BEGIN
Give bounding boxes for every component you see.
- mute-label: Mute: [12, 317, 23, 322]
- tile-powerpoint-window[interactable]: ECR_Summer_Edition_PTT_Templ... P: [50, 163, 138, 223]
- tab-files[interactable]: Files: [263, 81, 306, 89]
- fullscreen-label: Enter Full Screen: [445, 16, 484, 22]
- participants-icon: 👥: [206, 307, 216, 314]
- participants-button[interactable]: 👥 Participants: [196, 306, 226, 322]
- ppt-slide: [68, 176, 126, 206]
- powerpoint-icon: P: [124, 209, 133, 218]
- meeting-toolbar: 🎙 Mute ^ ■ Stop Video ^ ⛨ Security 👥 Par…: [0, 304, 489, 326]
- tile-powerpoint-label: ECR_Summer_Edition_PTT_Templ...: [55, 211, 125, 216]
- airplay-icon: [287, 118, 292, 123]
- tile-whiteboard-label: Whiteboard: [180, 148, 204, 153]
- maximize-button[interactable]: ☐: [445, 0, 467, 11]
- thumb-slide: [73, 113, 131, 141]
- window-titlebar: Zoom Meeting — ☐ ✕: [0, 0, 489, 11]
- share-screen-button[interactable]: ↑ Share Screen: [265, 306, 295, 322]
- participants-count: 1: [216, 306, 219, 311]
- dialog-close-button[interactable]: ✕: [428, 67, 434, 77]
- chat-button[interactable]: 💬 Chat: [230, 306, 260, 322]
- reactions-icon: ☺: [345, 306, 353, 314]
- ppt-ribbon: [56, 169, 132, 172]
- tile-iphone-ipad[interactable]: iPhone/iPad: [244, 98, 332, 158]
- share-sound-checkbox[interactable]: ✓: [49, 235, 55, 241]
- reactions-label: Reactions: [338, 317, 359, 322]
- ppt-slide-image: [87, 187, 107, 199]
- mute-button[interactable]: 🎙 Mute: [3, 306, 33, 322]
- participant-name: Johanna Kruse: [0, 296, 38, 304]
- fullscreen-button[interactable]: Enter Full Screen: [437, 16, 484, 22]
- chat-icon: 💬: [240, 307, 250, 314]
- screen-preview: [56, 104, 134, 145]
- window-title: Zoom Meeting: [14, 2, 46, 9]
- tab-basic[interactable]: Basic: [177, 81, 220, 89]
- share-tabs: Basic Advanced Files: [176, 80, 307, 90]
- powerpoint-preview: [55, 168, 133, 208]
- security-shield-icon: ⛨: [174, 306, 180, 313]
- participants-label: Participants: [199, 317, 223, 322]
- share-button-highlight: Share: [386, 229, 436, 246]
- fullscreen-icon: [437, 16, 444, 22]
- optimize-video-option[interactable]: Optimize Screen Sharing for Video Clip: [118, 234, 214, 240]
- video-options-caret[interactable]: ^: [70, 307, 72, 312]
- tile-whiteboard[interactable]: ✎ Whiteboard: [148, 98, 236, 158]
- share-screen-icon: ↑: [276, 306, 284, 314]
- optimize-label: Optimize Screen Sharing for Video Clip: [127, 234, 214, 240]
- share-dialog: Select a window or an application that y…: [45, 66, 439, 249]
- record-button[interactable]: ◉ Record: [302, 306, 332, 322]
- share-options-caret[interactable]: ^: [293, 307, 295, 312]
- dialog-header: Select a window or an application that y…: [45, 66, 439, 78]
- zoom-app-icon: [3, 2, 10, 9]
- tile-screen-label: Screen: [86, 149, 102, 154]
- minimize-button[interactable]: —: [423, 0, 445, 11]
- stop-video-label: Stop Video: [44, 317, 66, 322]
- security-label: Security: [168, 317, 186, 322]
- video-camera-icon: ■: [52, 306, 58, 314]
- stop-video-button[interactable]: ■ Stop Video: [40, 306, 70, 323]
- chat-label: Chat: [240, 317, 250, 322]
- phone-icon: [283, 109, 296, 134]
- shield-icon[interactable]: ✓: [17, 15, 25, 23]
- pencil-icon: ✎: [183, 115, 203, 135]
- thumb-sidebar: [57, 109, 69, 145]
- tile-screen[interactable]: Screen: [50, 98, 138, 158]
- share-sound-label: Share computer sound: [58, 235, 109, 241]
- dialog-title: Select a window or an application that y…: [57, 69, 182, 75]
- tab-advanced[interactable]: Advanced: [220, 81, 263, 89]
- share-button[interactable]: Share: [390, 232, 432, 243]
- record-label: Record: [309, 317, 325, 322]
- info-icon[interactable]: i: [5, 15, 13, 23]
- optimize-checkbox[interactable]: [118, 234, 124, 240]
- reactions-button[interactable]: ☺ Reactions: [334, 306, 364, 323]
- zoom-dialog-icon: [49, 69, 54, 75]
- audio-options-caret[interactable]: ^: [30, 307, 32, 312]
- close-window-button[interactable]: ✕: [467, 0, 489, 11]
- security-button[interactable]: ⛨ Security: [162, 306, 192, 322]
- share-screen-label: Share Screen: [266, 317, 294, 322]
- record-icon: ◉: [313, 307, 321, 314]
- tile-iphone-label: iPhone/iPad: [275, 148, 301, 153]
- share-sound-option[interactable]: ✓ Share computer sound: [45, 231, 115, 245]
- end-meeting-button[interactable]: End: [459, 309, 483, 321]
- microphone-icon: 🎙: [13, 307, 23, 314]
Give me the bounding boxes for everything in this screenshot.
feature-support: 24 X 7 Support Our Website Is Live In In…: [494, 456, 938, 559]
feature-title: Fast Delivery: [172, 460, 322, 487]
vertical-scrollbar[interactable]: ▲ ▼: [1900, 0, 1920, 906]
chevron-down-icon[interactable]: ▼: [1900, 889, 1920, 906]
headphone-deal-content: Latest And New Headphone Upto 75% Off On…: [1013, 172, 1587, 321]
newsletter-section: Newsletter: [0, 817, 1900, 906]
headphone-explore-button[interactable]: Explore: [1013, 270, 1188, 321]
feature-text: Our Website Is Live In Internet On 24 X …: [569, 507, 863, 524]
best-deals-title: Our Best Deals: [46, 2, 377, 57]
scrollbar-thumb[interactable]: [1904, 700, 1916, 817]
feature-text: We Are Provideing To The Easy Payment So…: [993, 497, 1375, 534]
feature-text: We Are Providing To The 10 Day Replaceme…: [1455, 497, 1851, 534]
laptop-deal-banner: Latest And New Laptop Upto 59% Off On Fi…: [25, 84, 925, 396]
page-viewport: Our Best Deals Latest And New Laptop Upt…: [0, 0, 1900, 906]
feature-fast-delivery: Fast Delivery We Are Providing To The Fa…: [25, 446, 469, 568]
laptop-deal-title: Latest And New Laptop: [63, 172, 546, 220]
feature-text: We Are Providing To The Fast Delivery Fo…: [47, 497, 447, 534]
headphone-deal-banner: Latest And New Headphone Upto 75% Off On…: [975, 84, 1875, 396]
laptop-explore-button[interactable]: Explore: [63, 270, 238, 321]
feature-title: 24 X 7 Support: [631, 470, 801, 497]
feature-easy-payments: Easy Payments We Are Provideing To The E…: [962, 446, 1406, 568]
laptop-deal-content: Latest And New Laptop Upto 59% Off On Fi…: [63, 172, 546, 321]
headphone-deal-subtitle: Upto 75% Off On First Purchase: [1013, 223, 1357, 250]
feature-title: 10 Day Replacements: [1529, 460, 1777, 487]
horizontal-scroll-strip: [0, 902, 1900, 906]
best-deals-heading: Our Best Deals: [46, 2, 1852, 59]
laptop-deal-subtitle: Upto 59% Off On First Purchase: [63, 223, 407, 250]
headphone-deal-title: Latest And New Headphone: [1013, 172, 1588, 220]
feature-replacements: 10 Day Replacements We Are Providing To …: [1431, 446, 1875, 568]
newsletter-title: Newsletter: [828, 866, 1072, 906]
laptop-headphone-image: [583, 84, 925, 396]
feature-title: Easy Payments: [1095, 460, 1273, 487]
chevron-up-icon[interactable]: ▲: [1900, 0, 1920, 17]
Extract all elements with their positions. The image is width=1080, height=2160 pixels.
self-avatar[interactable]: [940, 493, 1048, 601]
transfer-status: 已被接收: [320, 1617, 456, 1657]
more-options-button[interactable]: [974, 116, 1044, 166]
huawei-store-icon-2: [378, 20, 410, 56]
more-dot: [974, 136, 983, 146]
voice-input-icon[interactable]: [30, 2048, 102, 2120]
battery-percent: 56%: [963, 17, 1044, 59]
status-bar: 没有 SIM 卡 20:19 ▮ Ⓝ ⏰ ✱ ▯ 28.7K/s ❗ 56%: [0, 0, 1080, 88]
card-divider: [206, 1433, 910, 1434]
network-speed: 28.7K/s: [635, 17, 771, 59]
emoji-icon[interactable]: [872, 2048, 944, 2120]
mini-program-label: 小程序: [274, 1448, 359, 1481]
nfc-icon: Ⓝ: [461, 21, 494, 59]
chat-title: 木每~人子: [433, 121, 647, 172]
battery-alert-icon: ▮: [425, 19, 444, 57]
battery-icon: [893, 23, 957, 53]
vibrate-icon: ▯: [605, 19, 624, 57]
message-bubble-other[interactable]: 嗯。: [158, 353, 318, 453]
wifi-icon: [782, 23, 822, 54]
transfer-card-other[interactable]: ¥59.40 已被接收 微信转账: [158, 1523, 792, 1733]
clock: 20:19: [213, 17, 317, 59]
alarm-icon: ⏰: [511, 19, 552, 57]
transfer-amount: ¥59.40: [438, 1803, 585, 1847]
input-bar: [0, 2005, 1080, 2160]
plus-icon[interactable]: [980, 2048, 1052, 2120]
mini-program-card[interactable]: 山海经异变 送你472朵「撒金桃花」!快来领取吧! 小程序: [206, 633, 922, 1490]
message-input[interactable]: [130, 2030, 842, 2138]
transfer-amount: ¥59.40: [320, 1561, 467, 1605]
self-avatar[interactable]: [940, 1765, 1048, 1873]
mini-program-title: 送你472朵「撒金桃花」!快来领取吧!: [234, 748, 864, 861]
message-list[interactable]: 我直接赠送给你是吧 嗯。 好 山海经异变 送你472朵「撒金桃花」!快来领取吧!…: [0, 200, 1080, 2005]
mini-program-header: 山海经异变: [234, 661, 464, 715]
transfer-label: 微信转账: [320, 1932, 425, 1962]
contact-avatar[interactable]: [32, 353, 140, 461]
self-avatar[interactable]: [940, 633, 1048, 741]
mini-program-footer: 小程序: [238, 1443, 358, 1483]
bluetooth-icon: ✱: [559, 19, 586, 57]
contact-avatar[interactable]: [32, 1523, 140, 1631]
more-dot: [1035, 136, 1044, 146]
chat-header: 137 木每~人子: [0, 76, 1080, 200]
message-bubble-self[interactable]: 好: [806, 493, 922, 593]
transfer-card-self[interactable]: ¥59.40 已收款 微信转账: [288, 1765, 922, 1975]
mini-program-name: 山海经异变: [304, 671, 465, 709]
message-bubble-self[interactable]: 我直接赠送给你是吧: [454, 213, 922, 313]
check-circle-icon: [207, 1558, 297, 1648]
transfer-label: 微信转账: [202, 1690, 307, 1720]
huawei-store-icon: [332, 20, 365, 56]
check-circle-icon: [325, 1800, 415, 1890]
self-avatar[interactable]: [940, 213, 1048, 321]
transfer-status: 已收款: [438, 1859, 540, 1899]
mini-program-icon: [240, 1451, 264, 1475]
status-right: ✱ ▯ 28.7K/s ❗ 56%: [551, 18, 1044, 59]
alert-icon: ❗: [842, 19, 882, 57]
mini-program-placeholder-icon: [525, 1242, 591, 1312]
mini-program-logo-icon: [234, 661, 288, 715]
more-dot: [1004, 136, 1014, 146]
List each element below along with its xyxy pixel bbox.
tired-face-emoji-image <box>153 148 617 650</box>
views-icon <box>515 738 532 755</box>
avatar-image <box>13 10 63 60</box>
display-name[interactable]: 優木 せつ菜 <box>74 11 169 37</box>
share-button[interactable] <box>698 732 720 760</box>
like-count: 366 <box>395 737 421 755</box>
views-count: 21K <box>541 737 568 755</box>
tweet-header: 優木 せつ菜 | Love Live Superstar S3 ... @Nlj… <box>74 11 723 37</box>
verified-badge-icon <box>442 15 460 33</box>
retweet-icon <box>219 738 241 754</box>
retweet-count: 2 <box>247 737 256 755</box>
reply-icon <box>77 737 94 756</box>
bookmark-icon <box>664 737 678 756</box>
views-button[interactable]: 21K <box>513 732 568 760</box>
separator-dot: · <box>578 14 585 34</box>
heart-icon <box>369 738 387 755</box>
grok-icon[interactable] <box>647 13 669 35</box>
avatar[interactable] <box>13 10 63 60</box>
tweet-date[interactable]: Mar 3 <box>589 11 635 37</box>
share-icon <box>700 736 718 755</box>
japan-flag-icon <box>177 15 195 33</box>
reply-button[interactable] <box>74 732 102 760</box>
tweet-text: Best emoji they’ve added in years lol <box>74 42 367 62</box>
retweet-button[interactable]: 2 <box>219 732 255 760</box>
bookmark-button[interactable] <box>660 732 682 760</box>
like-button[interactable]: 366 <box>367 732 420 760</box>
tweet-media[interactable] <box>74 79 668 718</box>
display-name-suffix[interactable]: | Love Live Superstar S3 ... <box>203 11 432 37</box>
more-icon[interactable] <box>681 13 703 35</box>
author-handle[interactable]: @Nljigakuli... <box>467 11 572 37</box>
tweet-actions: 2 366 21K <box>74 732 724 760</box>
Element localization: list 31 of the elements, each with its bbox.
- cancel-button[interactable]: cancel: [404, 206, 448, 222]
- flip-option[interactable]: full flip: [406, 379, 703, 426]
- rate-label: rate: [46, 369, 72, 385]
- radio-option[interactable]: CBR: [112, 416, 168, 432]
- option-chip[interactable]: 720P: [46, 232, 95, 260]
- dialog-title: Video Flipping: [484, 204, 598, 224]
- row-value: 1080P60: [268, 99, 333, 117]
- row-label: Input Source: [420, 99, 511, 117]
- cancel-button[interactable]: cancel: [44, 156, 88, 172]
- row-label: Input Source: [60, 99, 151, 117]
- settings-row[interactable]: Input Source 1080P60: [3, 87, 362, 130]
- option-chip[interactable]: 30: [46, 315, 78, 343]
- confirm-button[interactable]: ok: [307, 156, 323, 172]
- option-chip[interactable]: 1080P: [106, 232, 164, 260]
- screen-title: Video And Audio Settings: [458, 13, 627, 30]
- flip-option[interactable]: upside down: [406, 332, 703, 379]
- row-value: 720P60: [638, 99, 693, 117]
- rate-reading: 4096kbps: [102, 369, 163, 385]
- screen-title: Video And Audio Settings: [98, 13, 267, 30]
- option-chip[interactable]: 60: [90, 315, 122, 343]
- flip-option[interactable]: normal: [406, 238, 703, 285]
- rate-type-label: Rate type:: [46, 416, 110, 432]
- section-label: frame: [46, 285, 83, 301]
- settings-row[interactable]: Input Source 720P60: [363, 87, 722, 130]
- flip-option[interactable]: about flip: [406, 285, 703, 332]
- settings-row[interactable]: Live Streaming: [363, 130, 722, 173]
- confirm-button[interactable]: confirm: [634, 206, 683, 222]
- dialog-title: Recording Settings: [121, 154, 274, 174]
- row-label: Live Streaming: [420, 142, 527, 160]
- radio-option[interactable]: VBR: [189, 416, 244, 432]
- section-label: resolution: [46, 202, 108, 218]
END
### STATED EXERCISE
Edit the lines from the start of the records through the line containing "- fullscreen-label: Enter", inclusive, so that "bounding boxes" becomes "bounding rectangles". Give back only those lines, with everything else left unchanged.

### RESULT
Give bounding rectangles for every component you see.
- mute-label: Mute: [12, 317, 23, 322]
- tile-powerpoint-window[interactable]: ECR_Summer_Edition_PTT_Templ... P: [50, 163, 138, 223]
- tab-files[interactable]: Files: [263, 81, 306, 89]
- fullscreen-label: Enter Full Screen: [445, 16, 484, 22]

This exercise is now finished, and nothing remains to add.